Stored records
**********
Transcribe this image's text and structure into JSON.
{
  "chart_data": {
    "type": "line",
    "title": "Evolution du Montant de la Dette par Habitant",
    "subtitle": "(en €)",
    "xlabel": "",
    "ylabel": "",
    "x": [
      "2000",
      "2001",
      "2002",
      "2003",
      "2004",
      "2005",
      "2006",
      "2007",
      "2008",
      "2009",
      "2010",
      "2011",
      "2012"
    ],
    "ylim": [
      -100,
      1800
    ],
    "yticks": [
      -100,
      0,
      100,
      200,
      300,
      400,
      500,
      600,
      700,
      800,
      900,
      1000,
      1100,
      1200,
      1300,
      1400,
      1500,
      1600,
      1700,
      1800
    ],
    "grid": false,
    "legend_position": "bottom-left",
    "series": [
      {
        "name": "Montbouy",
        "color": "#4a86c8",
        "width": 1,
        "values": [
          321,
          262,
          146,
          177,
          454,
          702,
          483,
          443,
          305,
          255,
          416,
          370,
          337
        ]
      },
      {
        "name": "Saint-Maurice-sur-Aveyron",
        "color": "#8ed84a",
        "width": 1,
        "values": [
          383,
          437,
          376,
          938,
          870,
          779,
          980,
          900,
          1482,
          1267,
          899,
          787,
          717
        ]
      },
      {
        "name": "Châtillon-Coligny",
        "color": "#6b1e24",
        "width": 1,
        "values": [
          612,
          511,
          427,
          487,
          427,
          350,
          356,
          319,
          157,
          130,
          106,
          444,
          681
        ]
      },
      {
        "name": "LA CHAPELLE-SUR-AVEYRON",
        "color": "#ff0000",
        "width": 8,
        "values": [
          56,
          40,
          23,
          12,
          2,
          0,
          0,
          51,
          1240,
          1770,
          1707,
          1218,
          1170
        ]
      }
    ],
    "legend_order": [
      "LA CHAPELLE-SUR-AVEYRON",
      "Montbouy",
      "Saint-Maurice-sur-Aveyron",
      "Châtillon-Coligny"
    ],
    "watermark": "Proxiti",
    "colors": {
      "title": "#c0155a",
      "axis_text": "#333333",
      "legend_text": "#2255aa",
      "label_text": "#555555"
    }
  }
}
**********
*Set task:*
Review the material and copy each line in which the word "Saint" appears.

*Problem solution:*
        "name": "Saint-Maurice-sur-Aveyron",
      "Saint-Maurice-sur-Aveyron",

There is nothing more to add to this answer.